(Collected data)

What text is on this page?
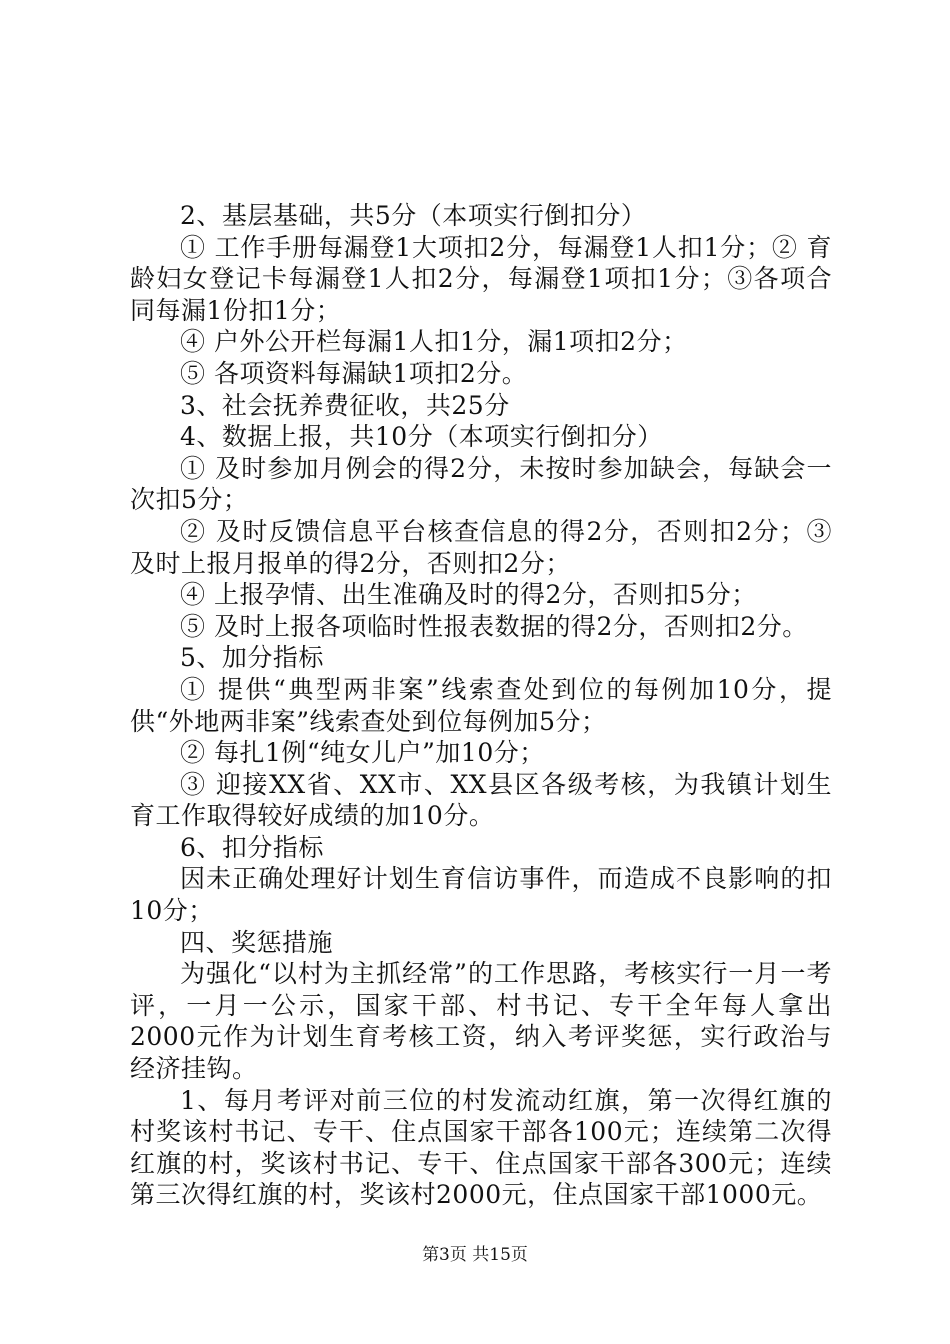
2、基层基础，共5分（本项实行倒扣分）

① 工作手册每漏登1大项扣2分，每漏登1人扣1分；② 育龄妇女登记卡每漏登1人扣2分，每漏登1项扣1分；③各项合同每漏1份扣1分；

④ 户外公开栏每漏1人扣1分，漏1项扣2分；

⑤ 各项资料每漏缺1项扣2分。

3、社会抚养费征收，共25分

4、数据上报，共10分（本项实行倒扣分）

① 及时参加月例会的得2分，未按时参加缺会，每缺会一次扣5分；

② 及时反馈信息平台核查信息的得2分，否则扣2分；③ 及时上报月报单的得2分，否则扣2分；

④ 上报孕情、出生准确及时的得2分，否则扣5分；

⑤ 及时上报各项临时性报表数据的得2分，否则扣2分。

5、加分指标

① 提供“典型两非案”线索查处到位的每例加10分，提供“外地两非案”线索查处到位每例加5分；

② 每扎1例“纯女儿户”加10分；

③ 迎接XX省、XX市、XX县区各级考核，为我镇计划生育工作取得较好成绩的加10分。

6、扣分指标

因未正确处理好计划生育信访事件，而造成不良影响的扣10分；

四、奖惩措施

为强化“以村为主抓经常”的工作思路，考核实行一月一考评，一月一公示，国家干部、村书记、专干全年每人拿出2000元作为计划生育考核工资，纳入考评奖惩，实行政治与经济挂钩。

1、每月考评对前三位的村发流动红旗，第一次得红旗的村奖该村书记、专干、住点国家干部各100元；连续第二次得红旗的村，奖该村书记、专干、住点国家干部各300元；连续第三次得红旗的村，奖该村2000元，住点国家干部1000元。

第3页 共15页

Exercise goal
Omit the pictures and restate the rest of the records verbatim.

Output below
What text is on this page?
2、基层基础，共5分（本项实行倒扣分）

① 工作手册每漏登1大项扣2分，每漏登1人扣1分；② 育龄妇女登记卡每漏登1人扣2分，每漏登1项扣1分；③各项合同每漏1份扣1分；

④ 户外公开栏每漏1人扣1分，漏1项扣2分；

⑤ 各项资料每漏缺1项扣2分。

3、社会抚养费征收，共25分

4、数据上报，共10分（本项实行倒扣分）

① 及时参加月例会的得2分，未按时参加缺会，每缺会一次扣5分；

② 及时反馈信息平台核查信息的得2分，否则扣2分；③ 及时上报月报单的得2分，否则扣2分；

④ 上报孕情、出生准确及时的得2分，否则扣5分；

⑤ 及时上报各项临时性报表数据的得2分，否则扣2分。

5、加分指标

① 提供“典型两非案”线索查处到位的每例加10分，提供“外地两非案”线索查处到位每例加5分；

② 每扎1例“纯女儿户”加10分；

③ 迎接XX省、XX市、XX县区各级考核，为我镇计划生育工作取得较好成绩的加10分。

6、扣分指标

因未正确处理好计划生育信访事件，而造成不良影响的扣10分；

四、奖惩措施

为强化“以村为主抓经常”的工作思路，考核实行一月一考评，一月一公示，国家干部、村书记、专干全年每人拿出2000元作为计划生育考核工资，纳入考评奖惩，实行政治与经济挂钩。

1、每月考评对前三位的村发流动红旗，第一次得红旗的村奖该村书记、专干、住点国家干部各100元；连续第二次得红旗的村，奖该村书记、专干、住点国家干部各300元；连续第三次得红旗的村，奖该村2000元，住点国家干部1000元。

第3页 共15页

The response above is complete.